- **What you will do**: From the listing that follows, extract every line and set it down unaltered.

═══ Records shown

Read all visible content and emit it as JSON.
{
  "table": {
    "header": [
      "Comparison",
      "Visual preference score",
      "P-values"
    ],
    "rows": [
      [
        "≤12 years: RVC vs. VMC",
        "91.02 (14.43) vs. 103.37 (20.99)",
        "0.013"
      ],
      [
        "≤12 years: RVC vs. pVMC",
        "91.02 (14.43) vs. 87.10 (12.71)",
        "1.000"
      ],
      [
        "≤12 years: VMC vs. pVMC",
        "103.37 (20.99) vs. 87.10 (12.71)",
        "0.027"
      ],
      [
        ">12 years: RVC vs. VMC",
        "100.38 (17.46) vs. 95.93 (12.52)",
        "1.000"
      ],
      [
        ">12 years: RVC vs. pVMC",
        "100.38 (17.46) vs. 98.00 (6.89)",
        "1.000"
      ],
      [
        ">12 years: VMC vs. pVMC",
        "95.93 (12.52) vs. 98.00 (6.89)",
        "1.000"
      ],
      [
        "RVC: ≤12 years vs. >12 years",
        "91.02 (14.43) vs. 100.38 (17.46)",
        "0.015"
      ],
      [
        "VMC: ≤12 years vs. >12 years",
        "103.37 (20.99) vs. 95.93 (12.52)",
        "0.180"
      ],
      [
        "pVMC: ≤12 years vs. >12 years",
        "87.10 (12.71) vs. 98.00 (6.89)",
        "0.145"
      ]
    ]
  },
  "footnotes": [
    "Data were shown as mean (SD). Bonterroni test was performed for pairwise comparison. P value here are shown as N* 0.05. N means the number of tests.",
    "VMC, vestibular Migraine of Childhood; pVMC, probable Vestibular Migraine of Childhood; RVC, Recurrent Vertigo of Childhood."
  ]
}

══════

- **Response for this exercise**:
Read all visible content and emit it as JSON.
{
  "table": {
    "header": [
      "Comparison",
      "Visual preference score",
      "P-values"
    ],
    "rows": [
      [
        "≤12 years: RVC vs. VMC",
        "91.02 (14.43) vs. 103.37 (20.99)",
        "0.013"
      ],
      [
        "≤12 years: RVC vs. pVMC",
        "91.02 (14.43) vs. 87.10 (12.71)",
        "1.000"
      ],
      [
        "≤12 years: VMC vs. pVMC",
        "103.37 (20.99) vs. 87.10 (12.71)",
        "0.027"
      ],
      [
        ">12 years: RVC vs. VMC",
        "100.38 (17.46) vs. 95.93 (12.52)",
        "1.000"
      ],
      [
        ">12 years: RVC vs. pVMC",
        "100.38 (17.46) vs. 98.00 (6.89)",
        "1.000"
      ],
      [
        ">12 years: VMC vs. pVMC",
        "95.93 (12.52) vs. 98.00 (6.89)",
        "1.000"
      ],
      [
        "RVC: ≤12 years vs. >12 years",
        "91.02 (14.43) vs. 100.38 (17.46)",
        "0.015"
      ],
      [
        "VMC: ≤12 years vs. >12 years",
        "103.37 (20.99) vs. 95.93 (12.52)",
        "0.180"
      ],
      [
        "pVMC: ≤12 years vs. >12 years",
        "87.10 (12.71) vs. 98.00 (6.89)",
        "0.145"
      ]
    ]
  },
  "footnotes": [
    "Data were shown as mean (SD). Bonterroni test was performed for pairwise comparison. P value here are shown as N* 0.05. N means the number of tests.",
    "VMC, vestibular Migraine of Childhood; pVMC, probable Vestibular Migraine of Childhood; RVC, Recurrent Vertigo of Childhood."
  ]
}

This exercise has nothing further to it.